(Collected data)
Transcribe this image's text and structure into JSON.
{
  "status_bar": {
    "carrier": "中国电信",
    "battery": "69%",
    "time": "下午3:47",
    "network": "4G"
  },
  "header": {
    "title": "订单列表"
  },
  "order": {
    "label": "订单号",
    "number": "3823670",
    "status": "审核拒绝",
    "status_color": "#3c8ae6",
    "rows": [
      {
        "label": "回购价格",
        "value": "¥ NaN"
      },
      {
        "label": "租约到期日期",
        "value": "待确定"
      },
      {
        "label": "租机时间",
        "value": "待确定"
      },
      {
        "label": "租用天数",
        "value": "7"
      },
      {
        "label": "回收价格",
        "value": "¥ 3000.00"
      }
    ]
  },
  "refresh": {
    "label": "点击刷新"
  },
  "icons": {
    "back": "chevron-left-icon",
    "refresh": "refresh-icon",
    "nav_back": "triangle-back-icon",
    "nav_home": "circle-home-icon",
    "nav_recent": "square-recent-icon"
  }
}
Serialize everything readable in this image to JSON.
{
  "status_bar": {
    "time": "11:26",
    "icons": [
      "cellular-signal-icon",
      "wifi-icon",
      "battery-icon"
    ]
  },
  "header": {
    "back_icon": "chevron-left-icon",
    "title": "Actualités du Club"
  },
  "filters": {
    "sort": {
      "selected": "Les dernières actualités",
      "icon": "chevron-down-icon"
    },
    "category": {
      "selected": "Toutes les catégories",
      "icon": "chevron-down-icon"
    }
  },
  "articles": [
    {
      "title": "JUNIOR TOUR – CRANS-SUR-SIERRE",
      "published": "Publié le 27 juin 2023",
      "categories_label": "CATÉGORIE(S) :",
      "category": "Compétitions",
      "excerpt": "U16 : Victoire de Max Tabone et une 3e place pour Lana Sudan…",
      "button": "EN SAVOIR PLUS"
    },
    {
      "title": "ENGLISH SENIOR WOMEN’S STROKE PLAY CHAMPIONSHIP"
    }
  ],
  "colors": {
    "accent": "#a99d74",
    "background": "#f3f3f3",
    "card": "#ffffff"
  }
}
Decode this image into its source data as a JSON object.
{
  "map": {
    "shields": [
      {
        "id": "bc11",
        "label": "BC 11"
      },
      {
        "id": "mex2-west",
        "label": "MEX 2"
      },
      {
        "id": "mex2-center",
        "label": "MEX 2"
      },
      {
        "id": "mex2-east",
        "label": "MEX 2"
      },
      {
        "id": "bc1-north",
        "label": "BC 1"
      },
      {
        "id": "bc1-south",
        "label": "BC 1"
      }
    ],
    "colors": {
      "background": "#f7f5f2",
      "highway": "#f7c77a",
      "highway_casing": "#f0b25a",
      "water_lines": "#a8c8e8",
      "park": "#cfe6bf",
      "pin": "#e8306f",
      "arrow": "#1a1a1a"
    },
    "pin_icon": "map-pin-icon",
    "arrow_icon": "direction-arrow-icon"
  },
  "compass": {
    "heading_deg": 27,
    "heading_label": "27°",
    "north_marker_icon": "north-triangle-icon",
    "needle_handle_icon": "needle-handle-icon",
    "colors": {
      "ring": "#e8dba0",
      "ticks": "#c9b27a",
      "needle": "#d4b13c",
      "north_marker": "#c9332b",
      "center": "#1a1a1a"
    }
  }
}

What the exercise asks:
Identify the lines of the data that contain the word "title". Copy each of them.

Task solution:
    "title": "订单列表"
    "title": "Actualités du Club"
      "title": "JUNIOR TOUR – CRANS-SUR-SIERRE",
      "title": "ENGLISH SENIOR WOMEN’S STROKE PLAY CHAMPIONSHIP"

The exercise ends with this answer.